:: WHAT THIS TASK INVOLVES ::
Pull every "应急照明电源JD" line out of the data below.

:: INPUT DATA ::
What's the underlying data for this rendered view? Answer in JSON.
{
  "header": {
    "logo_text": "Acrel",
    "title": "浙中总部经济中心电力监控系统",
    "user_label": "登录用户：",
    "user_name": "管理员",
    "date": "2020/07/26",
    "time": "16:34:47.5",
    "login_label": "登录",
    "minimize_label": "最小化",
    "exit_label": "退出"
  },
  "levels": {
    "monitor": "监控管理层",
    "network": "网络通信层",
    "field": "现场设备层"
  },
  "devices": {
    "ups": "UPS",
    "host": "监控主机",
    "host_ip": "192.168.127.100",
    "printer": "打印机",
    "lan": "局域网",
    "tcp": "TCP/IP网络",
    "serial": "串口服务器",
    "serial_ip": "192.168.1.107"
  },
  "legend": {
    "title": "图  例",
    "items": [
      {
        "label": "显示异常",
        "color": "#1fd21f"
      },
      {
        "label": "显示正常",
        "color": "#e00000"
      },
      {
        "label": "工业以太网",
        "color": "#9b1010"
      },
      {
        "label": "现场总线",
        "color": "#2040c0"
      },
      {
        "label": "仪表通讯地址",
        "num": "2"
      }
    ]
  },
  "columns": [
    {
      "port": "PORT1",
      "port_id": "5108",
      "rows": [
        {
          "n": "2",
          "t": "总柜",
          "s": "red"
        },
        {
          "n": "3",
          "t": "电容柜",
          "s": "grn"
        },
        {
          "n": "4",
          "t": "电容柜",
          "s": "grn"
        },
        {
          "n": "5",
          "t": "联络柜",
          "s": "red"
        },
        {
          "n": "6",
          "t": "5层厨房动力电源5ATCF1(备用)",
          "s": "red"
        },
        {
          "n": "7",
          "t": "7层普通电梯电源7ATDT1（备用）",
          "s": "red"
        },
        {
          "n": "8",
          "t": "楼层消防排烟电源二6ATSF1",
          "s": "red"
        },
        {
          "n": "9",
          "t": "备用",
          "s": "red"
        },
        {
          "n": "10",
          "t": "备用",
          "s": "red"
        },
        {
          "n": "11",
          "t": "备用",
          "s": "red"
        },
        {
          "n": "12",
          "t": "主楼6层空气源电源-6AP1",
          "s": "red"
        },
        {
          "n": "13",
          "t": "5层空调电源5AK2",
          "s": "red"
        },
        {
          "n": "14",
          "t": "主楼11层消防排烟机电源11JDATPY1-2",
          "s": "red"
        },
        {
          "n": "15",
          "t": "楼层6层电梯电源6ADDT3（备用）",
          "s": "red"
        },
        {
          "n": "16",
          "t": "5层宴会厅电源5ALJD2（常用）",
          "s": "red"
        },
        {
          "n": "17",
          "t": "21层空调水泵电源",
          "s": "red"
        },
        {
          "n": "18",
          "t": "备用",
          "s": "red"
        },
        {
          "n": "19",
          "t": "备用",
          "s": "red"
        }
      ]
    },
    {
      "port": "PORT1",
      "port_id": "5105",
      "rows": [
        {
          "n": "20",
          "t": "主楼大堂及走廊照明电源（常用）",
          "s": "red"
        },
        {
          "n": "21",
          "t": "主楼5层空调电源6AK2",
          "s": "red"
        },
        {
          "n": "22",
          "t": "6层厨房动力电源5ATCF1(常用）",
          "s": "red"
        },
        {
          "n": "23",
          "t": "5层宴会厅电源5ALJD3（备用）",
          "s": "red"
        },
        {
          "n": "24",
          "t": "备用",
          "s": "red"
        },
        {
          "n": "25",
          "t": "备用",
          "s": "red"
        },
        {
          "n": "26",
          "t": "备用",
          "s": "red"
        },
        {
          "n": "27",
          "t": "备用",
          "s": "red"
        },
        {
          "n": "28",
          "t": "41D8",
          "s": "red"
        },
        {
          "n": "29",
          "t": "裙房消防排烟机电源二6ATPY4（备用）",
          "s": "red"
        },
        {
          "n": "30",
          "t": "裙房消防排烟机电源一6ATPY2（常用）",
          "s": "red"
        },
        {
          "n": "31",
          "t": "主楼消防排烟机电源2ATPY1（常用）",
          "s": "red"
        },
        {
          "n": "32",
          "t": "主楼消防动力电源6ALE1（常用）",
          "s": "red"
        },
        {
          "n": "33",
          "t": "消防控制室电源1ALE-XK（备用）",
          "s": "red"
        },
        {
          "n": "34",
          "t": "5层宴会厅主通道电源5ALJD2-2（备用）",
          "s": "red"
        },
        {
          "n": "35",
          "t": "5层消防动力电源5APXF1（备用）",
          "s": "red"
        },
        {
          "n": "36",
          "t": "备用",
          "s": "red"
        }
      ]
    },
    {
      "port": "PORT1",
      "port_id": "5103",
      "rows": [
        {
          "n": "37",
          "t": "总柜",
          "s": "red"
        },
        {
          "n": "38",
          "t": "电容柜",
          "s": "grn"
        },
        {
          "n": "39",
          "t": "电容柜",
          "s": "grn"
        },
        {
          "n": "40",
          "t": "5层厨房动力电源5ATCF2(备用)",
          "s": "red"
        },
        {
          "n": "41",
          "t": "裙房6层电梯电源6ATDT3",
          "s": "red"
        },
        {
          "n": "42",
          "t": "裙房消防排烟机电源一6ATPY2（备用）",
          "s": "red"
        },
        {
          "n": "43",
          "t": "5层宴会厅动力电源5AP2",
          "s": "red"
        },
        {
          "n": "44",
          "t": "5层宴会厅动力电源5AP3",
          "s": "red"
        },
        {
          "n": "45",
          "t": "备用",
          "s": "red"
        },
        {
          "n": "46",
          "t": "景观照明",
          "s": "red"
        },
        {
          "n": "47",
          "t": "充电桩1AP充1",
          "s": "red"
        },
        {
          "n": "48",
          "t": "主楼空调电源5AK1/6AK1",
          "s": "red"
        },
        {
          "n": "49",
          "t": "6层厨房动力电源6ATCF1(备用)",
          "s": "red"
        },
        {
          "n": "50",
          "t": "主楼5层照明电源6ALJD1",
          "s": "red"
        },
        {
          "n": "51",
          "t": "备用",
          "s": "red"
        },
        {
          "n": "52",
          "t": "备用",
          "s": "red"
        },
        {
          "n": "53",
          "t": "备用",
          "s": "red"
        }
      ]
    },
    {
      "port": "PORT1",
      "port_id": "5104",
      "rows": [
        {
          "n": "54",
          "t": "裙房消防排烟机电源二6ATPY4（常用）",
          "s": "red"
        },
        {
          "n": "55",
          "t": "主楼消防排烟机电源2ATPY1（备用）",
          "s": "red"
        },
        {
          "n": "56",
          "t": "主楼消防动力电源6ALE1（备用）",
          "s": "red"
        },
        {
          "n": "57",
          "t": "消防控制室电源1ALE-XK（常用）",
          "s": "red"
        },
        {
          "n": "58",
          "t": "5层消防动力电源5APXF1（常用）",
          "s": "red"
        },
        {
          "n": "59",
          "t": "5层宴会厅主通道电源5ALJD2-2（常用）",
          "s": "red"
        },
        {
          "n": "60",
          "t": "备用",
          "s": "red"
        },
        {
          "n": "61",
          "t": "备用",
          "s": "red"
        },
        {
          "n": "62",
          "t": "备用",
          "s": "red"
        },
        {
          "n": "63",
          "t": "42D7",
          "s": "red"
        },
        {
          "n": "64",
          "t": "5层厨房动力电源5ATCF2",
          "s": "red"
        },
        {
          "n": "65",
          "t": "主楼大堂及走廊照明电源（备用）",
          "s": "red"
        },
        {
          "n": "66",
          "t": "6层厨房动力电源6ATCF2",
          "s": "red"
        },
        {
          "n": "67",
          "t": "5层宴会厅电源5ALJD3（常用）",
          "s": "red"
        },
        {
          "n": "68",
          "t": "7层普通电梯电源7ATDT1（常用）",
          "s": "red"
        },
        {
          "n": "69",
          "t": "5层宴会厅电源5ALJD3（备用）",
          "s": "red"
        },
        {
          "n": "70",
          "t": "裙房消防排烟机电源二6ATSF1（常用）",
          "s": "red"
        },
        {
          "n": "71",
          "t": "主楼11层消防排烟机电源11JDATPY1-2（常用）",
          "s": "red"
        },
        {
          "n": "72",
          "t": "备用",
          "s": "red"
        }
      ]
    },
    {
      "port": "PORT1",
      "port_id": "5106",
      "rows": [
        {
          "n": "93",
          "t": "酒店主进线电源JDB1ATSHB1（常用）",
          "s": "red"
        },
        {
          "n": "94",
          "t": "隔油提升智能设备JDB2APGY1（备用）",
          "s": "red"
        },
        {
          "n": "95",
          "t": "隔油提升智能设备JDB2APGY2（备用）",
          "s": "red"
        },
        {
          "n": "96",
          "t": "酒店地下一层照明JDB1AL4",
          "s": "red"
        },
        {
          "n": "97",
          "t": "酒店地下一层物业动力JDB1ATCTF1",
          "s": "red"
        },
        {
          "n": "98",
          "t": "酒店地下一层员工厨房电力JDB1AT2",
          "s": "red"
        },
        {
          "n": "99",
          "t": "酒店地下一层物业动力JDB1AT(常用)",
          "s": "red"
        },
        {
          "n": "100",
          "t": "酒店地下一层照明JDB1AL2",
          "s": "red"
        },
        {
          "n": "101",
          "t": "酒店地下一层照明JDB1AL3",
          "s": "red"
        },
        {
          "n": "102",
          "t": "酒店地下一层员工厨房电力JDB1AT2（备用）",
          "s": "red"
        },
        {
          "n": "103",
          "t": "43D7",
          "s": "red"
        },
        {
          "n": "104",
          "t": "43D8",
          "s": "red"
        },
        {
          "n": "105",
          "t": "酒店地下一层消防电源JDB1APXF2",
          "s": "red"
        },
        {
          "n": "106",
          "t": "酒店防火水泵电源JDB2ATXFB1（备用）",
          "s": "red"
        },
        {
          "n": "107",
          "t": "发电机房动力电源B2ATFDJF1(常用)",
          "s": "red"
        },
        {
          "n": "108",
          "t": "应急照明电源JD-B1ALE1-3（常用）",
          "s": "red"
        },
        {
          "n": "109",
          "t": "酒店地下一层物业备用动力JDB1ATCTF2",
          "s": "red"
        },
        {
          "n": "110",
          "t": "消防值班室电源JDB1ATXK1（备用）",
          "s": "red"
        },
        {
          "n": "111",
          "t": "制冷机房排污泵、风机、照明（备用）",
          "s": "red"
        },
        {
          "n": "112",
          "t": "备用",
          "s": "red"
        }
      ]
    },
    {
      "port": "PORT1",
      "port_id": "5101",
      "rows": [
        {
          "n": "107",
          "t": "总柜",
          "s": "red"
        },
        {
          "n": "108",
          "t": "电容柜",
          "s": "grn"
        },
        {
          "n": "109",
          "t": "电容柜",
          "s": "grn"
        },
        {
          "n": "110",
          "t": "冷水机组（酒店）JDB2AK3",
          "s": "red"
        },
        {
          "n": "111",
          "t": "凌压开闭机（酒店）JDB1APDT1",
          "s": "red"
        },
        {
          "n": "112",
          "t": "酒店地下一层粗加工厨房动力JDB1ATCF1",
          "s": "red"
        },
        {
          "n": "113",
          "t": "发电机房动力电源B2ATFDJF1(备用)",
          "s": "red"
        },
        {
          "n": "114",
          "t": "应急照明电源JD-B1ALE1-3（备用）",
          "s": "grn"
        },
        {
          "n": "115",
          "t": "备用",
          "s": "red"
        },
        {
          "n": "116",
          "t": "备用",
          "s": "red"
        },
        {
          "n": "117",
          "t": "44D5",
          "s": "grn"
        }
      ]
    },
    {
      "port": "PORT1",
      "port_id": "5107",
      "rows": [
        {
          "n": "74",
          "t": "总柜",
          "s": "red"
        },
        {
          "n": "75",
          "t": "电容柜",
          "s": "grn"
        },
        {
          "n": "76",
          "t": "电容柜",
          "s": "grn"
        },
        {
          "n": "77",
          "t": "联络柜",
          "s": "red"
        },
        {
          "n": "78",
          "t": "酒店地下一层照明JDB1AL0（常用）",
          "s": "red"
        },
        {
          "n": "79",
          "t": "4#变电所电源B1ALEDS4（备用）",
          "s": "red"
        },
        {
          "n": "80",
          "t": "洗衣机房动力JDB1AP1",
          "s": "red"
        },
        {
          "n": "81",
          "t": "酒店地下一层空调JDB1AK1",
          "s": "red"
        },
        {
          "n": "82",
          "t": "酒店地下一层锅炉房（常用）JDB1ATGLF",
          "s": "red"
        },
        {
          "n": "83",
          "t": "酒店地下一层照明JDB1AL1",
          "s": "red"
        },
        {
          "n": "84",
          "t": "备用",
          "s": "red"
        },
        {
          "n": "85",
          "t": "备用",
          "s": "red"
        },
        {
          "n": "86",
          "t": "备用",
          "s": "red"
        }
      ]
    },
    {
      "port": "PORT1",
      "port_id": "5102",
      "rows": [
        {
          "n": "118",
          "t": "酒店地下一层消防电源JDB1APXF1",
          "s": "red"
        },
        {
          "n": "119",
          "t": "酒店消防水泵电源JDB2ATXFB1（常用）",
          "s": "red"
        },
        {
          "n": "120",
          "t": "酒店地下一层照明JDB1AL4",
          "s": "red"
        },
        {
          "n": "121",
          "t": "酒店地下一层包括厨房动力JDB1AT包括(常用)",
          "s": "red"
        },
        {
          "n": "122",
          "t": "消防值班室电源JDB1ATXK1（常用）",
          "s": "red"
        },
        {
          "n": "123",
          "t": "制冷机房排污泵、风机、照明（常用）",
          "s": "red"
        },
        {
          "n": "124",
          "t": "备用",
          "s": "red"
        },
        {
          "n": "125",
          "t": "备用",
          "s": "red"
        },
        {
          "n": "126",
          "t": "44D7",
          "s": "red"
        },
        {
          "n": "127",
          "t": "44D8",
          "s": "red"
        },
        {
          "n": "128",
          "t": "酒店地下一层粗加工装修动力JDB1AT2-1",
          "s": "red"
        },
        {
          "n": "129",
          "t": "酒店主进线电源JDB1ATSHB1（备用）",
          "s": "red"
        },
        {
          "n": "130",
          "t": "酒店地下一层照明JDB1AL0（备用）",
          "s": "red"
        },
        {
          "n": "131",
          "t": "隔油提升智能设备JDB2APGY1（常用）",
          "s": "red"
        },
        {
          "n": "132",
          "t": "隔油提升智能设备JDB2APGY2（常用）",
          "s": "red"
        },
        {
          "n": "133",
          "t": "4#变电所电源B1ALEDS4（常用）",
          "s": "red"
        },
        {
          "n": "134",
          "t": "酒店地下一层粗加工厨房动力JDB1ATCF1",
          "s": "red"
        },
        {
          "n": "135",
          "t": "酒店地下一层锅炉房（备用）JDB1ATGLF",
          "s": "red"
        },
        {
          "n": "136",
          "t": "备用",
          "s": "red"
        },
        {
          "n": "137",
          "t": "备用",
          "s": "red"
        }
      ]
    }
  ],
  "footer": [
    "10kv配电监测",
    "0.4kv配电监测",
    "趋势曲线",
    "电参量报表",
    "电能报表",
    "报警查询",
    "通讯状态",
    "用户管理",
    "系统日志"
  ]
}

:: WRITTEN ANSWER ::
          "t": "应急照明电源JD-B1ALE1-3（常用）",
          "t": "应急照明电源JD-B1ALE1-3（备用）",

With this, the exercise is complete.